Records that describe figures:
++++++++++++++++++++

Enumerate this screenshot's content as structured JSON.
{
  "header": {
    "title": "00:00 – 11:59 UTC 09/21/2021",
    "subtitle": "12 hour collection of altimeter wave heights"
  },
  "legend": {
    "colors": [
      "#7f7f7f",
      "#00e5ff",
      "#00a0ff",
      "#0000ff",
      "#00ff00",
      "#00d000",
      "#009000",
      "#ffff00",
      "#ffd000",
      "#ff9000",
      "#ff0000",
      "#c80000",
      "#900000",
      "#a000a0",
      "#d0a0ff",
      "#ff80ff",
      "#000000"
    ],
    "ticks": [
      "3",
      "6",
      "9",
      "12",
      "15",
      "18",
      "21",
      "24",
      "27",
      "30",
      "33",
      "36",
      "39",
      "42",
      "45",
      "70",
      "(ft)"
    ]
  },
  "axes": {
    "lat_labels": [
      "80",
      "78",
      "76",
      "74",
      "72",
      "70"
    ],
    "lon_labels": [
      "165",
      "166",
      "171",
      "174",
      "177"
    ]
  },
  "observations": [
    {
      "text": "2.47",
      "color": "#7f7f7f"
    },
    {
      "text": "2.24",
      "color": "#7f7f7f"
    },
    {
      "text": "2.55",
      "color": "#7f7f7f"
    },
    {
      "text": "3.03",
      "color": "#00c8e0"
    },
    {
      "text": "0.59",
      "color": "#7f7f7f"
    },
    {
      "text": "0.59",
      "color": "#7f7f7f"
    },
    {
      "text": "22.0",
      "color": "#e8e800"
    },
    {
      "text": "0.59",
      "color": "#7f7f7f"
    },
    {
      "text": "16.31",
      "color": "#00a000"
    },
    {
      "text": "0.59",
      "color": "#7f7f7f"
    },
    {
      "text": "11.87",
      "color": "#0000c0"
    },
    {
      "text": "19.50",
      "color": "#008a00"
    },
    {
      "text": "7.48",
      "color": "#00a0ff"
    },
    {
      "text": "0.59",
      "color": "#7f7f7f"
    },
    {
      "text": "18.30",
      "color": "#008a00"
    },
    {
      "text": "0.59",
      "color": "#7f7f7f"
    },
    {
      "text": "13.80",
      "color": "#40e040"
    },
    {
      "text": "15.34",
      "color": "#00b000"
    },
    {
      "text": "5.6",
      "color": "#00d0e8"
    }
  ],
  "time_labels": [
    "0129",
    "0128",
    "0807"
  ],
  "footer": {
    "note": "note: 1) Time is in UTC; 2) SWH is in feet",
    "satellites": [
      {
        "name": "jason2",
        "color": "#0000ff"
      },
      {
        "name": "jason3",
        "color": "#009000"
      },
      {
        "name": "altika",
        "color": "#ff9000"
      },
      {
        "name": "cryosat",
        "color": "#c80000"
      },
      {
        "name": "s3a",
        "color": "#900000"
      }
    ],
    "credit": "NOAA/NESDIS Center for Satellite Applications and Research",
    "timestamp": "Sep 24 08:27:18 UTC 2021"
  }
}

++++++++++++++++++++

Problem requirements: Extract lines where the string "name" occurs.

Answer for the task:
        "name": "jason2",
        "name": "jason3",
        "name": "altika",
        "name": "cryosat",
        "name": "s3a",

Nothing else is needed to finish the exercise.